- **Data for this task**:
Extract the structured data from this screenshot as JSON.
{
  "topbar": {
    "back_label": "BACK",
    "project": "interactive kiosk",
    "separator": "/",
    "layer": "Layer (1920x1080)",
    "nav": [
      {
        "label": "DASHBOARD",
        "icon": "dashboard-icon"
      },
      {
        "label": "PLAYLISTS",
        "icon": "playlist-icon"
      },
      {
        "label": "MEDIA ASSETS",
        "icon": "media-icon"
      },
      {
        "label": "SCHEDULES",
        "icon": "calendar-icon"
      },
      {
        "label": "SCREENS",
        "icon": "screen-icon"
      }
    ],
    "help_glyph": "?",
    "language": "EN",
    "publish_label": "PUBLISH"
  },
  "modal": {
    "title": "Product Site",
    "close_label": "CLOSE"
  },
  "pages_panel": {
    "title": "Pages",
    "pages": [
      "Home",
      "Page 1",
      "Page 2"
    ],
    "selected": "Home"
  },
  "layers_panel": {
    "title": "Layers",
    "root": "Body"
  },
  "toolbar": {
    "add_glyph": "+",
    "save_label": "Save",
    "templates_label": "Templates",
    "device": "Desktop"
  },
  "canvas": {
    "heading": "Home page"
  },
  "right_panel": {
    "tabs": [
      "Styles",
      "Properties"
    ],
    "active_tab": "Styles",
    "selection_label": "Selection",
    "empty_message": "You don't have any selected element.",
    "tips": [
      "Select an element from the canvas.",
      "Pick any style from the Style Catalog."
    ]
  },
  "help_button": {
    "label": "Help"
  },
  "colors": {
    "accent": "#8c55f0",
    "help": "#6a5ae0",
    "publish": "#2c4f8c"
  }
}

- **Direction**: Scan the data above; copy every line where "title" appears.

- **Worked solution**:
    "title": "Product Site",
    "title": "Pages",
    "title": "Layers",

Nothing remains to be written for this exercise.